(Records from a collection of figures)
----
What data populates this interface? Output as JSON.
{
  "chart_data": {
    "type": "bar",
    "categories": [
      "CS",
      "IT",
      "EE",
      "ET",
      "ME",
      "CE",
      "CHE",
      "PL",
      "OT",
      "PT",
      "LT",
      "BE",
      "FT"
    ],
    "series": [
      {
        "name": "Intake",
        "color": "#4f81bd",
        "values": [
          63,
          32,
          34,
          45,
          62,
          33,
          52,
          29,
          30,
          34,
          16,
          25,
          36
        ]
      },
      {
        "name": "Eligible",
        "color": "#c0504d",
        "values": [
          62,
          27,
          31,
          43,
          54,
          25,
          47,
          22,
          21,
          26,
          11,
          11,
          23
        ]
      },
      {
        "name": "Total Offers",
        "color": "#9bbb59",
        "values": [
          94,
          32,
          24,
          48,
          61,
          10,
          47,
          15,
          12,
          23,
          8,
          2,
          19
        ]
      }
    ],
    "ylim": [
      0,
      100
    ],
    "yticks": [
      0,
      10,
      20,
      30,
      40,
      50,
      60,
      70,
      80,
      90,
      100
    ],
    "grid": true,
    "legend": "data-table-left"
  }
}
----
Directions for this task =>
Pick out lines containing the word "color", each one as written.

Solution for this task =>
        "color": "#4f81bd",
        "color": "#c0504d",
        "color": "#9bbb59",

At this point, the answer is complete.